#### WHAT YOU ARE ASKED TO DO:
The data below is to be returned in full and exactly.

#### DATASET ROWS:
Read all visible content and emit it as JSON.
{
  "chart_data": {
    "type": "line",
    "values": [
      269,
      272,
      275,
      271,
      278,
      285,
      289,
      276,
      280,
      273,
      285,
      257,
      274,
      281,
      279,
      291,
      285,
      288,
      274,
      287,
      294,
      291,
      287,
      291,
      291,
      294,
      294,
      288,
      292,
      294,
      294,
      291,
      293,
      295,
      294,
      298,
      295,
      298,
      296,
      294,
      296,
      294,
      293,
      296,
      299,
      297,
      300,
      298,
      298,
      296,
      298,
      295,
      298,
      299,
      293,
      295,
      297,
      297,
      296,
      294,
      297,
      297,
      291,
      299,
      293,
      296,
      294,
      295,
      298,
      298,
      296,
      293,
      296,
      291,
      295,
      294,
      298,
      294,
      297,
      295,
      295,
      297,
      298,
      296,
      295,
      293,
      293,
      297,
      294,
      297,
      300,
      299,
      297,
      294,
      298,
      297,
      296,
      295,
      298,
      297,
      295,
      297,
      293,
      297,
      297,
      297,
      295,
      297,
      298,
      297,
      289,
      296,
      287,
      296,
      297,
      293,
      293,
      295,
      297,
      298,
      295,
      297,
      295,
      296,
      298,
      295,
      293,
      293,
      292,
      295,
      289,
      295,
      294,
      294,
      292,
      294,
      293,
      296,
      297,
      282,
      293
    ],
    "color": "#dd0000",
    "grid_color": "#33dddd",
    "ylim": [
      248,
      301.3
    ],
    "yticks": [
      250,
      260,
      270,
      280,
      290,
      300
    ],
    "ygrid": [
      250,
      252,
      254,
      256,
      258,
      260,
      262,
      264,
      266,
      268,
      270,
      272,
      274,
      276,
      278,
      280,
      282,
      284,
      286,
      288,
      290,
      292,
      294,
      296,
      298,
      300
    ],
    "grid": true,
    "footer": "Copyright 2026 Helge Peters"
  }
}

#### ANSWER TO THIS PROBLEM:
Read all visible content and emit it as JSON.
{
  "chart_data": {
    "type": "line",
    "values": [
      269,
      272,
      275,
      271,
      278,
      285,
      289,
      276,
      280,
      273,
      285,
      257,
      274,
      281,
      279,
      291,
      285,
      288,
      274,
      287,
      294,
      291,
      287,
      291,
      291,
      294,
      294,
      288,
      292,
      294,
      294,
      291,
      293,
      295,
      294,
      298,
      295,
      298,
      296,
      294,
      296,
      294,
      293,
      296,
      299,
      297,
      300,
      298,
      298,
      296,
      298,
      295,
      298,
      299,
      293,
      295,
      297,
      297,
      296,
      294,
      297,
      297,
      291,
      299,
      293,
      296,
      294,
      295,
      298,
      298,
      296,
      293,
      296,
      291,
      295,
      294,
      298,
      294,
      297,
      295,
      295,
      297,
      298,
      296,
      295,
      293,
      293,
      297,
      294,
      297,
      300,
      299,
      297,
      294,
      298,
      297,
      296,
      295,
      298,
      297,
      295,
      297,
      293,
      297,
      297,
      297,
      295,
      297,
      298,
      297,
      289,
      296,
      287,
      296,
      297,
      293,
      293,
      295,
      297,
      298,
      295,
      297,
      295,
      296,
      298,
      295,
      293,
      293,
      292,
      295,
      289,
      295,
      294,
      294,
      292,
      294,
      293,
      296,
      297,
      282,
      293
    ],
    "color": "#dd0000",
    "grid_color": "#33dddd",
    "ylim": [
      248,
      301.3
    ],
    "yticks": [
      250,
      260,
      270,
      280,
      290,
      300
    ],
    "ygrid": [
      250,
      252,
      254,
      256,
      258,
      260,
      262,
      264,
      266,
      268,
      270,
      272,
      274,
      276,
      278,
      280,
      282,
      284,
      286,
      288,
      290,
      292,
      294,
      296,
      298,
      300
    ],
    "grid": true,
    "footer": "Copyright 2026 Helge Peters"
  }
}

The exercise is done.